» WORK INSTRUCTIONS:
Rewrite the records in the stretch from the line containing "Pick out 100" through the line containing "checkmark-icon [180, 157, 187, 163]", changing "checkbox-label" to "option-label" and leaving everything else unchanged. Omit the pictures from your answer.

» PROVIDED INFORMATION:
--

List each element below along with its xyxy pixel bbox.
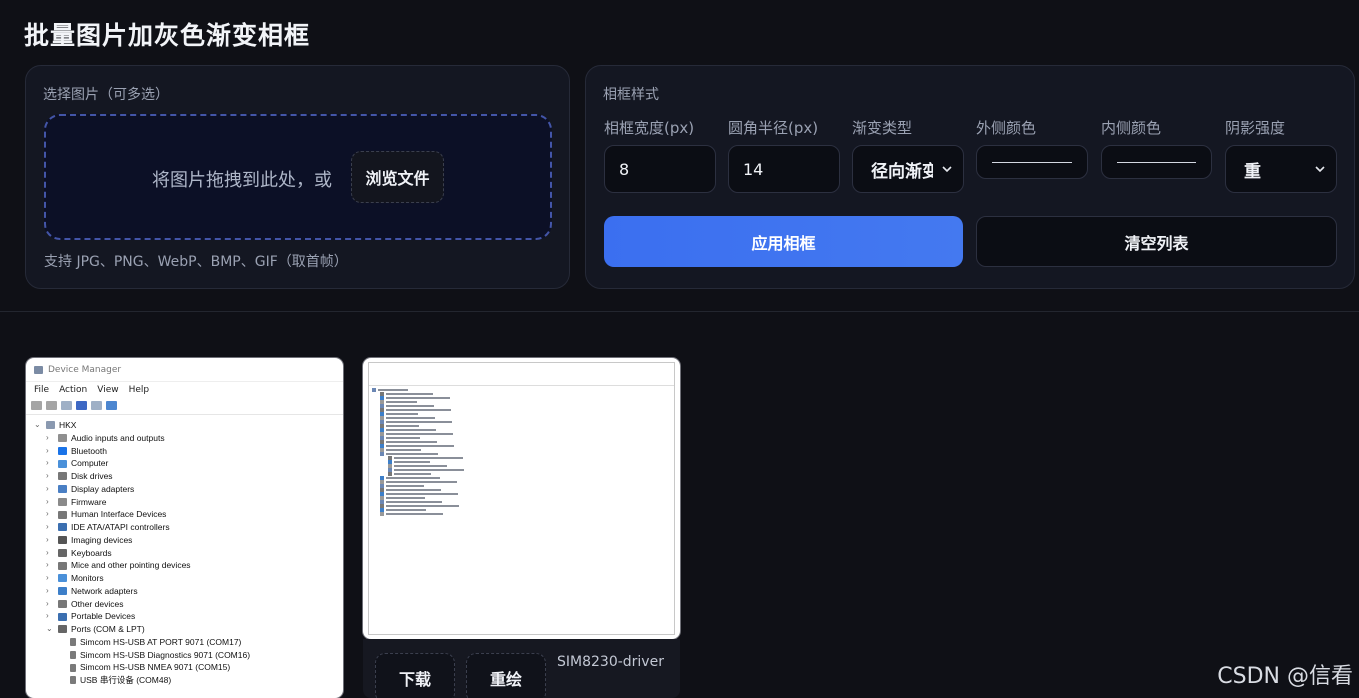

--

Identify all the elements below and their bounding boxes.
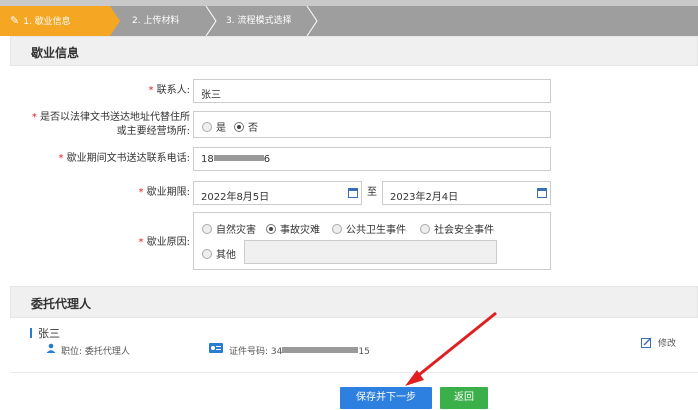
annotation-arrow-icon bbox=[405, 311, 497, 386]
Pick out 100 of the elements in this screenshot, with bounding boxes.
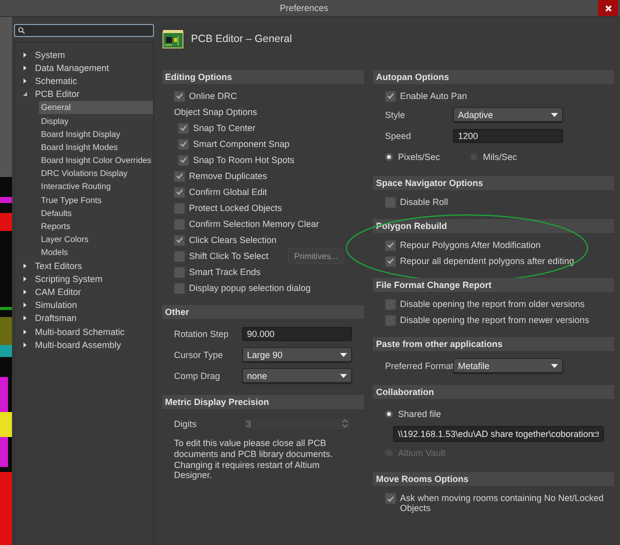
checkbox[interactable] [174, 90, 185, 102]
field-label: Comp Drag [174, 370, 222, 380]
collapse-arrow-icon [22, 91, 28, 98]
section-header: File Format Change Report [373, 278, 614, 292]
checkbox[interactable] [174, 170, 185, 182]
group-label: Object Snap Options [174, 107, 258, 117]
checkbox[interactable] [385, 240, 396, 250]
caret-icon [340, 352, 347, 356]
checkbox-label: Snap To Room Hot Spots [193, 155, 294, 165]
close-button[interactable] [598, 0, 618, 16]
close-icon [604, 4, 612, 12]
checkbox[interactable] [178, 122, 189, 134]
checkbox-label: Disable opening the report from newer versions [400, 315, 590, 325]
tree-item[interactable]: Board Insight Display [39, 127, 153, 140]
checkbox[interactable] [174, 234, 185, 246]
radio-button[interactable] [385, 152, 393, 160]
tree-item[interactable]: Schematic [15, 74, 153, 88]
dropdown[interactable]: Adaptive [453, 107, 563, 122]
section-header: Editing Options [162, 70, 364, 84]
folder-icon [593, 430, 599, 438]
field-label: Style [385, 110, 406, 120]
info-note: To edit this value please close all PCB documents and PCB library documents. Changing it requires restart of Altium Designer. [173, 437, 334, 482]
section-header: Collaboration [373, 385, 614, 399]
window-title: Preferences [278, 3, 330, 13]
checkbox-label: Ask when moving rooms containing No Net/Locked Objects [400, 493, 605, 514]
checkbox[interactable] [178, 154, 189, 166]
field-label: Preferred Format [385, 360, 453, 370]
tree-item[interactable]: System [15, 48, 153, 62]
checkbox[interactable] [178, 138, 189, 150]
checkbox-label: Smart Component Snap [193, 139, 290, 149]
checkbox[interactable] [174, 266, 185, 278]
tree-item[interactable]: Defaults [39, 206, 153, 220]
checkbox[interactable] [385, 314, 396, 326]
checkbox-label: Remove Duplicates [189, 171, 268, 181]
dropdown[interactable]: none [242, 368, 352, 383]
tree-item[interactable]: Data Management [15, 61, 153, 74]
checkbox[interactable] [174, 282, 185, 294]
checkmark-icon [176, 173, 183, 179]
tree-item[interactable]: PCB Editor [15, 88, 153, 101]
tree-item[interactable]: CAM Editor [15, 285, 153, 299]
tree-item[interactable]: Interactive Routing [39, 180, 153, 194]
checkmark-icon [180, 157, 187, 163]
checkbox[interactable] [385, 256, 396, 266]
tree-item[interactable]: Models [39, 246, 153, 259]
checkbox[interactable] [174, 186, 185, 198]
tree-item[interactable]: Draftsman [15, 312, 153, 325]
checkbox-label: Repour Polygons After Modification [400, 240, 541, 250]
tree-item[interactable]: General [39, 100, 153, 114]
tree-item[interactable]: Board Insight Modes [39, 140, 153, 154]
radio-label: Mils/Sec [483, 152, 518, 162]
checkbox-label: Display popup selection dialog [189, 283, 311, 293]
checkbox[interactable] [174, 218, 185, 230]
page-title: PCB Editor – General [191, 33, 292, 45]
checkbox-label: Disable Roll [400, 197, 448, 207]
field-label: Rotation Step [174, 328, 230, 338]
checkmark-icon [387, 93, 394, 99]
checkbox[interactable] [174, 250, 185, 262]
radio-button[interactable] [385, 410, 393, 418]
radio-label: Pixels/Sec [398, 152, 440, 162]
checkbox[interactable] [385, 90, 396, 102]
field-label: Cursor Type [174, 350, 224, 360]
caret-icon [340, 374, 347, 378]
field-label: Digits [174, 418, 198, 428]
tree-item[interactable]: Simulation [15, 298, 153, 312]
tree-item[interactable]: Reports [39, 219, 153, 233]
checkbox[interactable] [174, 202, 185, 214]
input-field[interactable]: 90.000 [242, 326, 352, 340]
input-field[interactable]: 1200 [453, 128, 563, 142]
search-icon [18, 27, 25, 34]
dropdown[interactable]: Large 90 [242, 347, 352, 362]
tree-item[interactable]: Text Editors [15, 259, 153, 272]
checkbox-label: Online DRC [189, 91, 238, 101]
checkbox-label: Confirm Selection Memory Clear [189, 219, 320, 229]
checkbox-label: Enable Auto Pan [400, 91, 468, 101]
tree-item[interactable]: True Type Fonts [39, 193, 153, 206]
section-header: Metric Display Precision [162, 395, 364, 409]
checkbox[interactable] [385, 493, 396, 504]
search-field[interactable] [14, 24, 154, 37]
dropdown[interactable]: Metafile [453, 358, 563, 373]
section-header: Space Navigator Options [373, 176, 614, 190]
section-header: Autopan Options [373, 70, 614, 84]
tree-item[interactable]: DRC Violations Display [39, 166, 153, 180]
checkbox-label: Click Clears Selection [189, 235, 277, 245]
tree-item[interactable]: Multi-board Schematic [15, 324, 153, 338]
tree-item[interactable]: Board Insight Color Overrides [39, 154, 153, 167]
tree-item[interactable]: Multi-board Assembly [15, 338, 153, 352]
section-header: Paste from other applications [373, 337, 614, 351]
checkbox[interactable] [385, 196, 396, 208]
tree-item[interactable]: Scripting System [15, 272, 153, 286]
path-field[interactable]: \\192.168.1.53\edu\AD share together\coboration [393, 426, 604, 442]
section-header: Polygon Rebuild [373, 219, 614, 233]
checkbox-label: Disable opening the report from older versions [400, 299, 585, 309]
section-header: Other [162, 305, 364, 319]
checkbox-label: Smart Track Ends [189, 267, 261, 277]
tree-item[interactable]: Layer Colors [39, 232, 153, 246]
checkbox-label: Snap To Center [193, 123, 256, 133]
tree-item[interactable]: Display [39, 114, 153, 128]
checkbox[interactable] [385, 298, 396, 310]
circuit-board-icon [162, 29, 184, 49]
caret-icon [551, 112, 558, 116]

--

» TASK RESULT:
Pick out 100 of the elements in this screenshot, with bounding boxes.
checkbox[interactable] [174, 90, 185, 102]
field-label: Comp Drag [174, 370, 222, 380]
collapse-arrow-icon [22, 91, 28, 98]
section-header: File Format Change Report [373, 278, 614, 292]
checkbox[interactable] [174, 170, 185, 182]
group-label: Object Snap Options [174, 107, 258, 117]
checkbox[interactable] [385, 240, 396, 250]
caret-icon [340, 352, 347, 356]
option-label: Snap To Room Hot Spots [193, 155, 294, 165]
close-button[interactable] [598, 0, 618, 16]
close-icon [604, 4, 612, 12]
checkbox[interactable] [178, 122, 189, 134]
option-label: Disable opening the report from newer versions [400, 315, 590, 325]
tree-item[interactable]: Board Insight Display [39, 127, 153, 140]
checkbox[interactable] [174, 234, 185, 246]
radio-button[interactable] [385, 152, 393, 160]
tree-item[interactable]: Schematic [15, 74, 153, 88]
dropdown[interactable]: Adaptive [453, 107, 563, 122]
section-header: Editing Options [162, 70, 364, 84]
folder-icon [593, 430, 599, 438]
field-label: Style [385, 110, 406, 120]
info-note: To edit this value please close all PCB documents and PCB library documents. Changing it requires restart of Altium Designer. [173, 437, 334, 482]
section-header: Collaboration [373, 385, 614, 399]
window-title: Preferences [278, 3, 330, 13]
option-label: Ask when moving rooms containing No Net/Locked Objects [400, 493, 605, 514]
checkbox[interactable] [178, 154, 189, 166]
field-label: Preferred Format [385, 360, 453, 370]
tree-item[interactable]: System [15, 48, 153, 62]
checkbox[interactable] [178, 138, 189, 150]
option-label: Smart Component Snap [193, 139, 290, 149]
checkbox[interactable] [174, 266, 185, 278]
tree-item[interactable]: Defaults [39, 206, 153, 220]
checkbox[interactable] [385, 314, 396, 326]
option-label: Remove Duplicates [189, 171, 268, 181]
dropdown[interactable]: none [242, 368, 352, 383]
tree-item[interactable]: Data Management [15, 61, 153, 74]
checkbox[interactable] [174, 282, 185, 294]
checkmark-icon [176, 173, 183, 179]
tree-item[interactable]: PCB Editor [15, 88, 153, 101]
tree-item[interactable]: CAM Editor [15, 285, 153, 299]
tree-item[interactable]: Interactive Routing [39, 180, 153, 194]
checkmark-icon [180, 157, 187, 163]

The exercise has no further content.